**TO DO**
Check every line below for the word "days" and copy each one that has it.
>> START DATA SUPPLIED
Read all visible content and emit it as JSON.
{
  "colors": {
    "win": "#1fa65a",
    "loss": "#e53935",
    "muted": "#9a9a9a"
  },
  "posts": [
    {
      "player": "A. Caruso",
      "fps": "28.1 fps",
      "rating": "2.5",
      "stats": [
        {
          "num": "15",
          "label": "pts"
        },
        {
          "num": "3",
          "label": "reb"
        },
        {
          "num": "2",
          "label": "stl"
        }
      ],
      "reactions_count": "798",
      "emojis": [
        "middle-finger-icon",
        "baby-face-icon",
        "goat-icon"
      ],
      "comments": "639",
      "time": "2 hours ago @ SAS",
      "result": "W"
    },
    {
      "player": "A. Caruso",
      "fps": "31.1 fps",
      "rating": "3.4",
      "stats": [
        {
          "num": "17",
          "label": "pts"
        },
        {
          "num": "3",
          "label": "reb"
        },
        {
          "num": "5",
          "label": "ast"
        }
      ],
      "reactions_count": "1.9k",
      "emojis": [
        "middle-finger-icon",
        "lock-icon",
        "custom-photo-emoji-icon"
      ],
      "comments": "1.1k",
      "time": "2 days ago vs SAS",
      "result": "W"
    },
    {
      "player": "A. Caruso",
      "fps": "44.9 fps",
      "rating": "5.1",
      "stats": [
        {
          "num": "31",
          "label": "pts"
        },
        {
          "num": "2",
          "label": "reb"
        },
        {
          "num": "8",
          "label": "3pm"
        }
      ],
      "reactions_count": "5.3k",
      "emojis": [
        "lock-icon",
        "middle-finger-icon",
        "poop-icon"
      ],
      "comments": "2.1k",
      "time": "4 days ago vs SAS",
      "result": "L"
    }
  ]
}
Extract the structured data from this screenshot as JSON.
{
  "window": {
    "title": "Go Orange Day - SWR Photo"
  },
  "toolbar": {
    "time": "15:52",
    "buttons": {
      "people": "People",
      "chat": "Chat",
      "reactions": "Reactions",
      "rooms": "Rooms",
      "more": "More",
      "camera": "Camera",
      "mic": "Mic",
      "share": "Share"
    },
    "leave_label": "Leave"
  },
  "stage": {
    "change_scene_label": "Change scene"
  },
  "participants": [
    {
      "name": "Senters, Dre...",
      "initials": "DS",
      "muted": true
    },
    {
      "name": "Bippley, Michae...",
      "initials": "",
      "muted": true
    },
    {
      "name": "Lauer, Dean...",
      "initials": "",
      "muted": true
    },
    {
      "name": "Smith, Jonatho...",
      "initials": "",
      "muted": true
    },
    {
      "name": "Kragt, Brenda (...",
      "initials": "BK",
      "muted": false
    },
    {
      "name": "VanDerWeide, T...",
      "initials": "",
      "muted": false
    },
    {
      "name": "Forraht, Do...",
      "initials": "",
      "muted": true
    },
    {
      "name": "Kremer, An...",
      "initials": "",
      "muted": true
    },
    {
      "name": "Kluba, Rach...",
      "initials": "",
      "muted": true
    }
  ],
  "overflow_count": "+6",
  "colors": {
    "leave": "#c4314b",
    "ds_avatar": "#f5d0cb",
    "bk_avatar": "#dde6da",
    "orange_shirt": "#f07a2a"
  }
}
>> END DATA SUPPLIED
**COMPLETED TASK**
      "time": "2 days ago vs SAS",
      "time": "4 days ago vs SAS",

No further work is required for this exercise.